» **WHAT THE TASK REQUIRES**
Output every line below exactly.

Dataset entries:
▬▬▬▬▬▬▬▬▬▬

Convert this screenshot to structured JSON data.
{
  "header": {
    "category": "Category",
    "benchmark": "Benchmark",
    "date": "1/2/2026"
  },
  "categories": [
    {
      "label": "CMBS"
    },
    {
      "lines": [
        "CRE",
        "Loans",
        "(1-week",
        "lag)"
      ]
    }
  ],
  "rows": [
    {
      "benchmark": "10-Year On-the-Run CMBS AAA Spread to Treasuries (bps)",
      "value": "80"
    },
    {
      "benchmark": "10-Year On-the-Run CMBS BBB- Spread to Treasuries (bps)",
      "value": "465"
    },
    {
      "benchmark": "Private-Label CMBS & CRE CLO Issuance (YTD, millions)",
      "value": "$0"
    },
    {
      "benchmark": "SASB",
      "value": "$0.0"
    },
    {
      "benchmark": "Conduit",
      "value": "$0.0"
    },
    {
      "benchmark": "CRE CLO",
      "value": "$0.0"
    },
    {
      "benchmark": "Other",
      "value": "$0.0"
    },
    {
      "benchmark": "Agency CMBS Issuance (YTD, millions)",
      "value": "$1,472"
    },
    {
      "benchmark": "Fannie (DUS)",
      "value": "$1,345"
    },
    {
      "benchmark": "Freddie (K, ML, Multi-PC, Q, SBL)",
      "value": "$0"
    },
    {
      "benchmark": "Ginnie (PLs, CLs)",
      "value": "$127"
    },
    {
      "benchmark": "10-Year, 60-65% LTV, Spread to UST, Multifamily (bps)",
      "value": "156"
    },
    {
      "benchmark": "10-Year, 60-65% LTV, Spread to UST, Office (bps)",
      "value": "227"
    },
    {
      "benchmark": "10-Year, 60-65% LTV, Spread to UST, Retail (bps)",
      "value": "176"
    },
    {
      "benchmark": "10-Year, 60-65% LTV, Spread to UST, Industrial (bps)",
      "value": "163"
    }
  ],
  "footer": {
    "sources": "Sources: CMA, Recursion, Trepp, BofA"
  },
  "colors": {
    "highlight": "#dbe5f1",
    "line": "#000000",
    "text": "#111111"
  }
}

▬▬▬▬▬▬▬▬▬▬

» **REPLY**
Convert this screenshot to structured JSON data.
{
  "header": {
    "category": "Category",
    "benchmark": "Benchmark",
    "date": "1/2/2026"
  },
  "categories": [
    {
      "label": "CMBS"
    },
    {
      "lines": [
        "CRE",
        "Loans",
        "(1-week",
        "lag)"
      ]
    }
  ],
  "rows": [
    {
      "benchmark": "10-Year On-the-Run CMBS AAA Spread to Treasuries (bps)",
      "value": "80"
    },
    {
      "benchmark": "10-Year On-the-Run CMBS BBB- Spread to Treasuries (bps)",
      "value": "465"
    },
    {
      "benchmark": "Private-Label CMBS & CRE CLO Issuance (YTD, millions)",
      "value": "$0"
    },
    {
      "benchmark": "SASB",
      "value": "$0.0"
    },
    {
      "benchmark": "Conduit",
      "value": "$0.0"
    },
    {
      "benchmark": "CRE CLO",
      "value": "$0.0"
    },
    {
      "benchmark": "Other",
      "value": "$0.0"
    },
    {
      "benchmark": "Agency CMBS Issuance (YTD, millions)",
      "value": "$1,472"
    },
    {
      "benchmark": "Fannie (DUS)",
      "value": "$1,345"
    },
    {
      "benchmark": "Freddie (K, ML, Multi-PC, Q, SBL)",
      "value": "$0"
    },
    {
      "benchmark": "Ginnie (PLs, CLs)",
      "value": "$127"
    },
    {
      "benchmark": "10-Year, 60-65% LTV, Spread to UST, Multifamily (bps)",
      "value": "156"
    },
    {
      "benchmark": "10-Year, 60-65% LTV, Spread to UST, Office (bps)",
      "value": "227"
    },
    {
      "benchmark": "10-Year, 60-65% LTV, Spread to UST, Retail (bps)",
      "value": "176"
    },
    {
      "benchmark": "10-Year, 60-65% LTV, Spread to UST, Industrial (bps)",
      "value": "163"
    }
  ],
  "footer": {
    "sources": "Sources: CMA, Recursion, Trepp, BofA"
  },
  "colors": {
    "highlight": "#dbe5f1",
    "line": "#000000",
    "text": "#111111"
  }
}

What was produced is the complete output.